Raw records
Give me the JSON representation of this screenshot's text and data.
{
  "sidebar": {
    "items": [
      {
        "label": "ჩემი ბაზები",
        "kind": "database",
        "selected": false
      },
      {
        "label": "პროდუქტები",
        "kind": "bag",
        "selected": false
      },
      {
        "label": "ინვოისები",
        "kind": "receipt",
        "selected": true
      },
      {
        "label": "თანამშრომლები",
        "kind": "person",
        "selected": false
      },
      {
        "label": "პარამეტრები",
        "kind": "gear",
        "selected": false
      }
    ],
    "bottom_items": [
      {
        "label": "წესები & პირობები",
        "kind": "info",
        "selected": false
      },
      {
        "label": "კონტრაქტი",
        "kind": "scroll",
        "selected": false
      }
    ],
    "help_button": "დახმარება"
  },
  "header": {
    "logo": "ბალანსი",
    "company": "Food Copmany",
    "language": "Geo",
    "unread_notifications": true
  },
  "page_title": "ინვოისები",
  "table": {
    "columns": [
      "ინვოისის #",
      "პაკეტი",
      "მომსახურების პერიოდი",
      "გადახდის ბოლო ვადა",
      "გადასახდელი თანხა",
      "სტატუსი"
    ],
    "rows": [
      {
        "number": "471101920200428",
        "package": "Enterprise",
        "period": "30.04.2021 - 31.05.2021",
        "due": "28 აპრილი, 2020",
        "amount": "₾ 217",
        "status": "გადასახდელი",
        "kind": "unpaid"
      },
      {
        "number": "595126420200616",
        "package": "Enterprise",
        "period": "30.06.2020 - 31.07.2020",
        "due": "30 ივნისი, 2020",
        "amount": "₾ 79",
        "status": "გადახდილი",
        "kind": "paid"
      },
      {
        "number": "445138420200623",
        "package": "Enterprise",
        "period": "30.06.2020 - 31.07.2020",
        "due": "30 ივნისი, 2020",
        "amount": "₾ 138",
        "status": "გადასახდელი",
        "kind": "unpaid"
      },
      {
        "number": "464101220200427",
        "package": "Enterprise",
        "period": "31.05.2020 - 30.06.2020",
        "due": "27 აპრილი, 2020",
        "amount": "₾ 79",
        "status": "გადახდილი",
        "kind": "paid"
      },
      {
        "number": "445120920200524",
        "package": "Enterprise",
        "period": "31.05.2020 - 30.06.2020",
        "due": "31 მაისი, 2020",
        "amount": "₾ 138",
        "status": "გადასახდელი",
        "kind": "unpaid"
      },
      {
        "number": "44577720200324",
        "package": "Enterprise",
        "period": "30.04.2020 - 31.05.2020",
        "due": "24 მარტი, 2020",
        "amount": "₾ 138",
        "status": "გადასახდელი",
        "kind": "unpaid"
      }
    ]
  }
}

▶ **Instructions for the task**
How many lines in the records hold the string "ინვოისები"? Reply with the number alone.

▶ **Solution**
2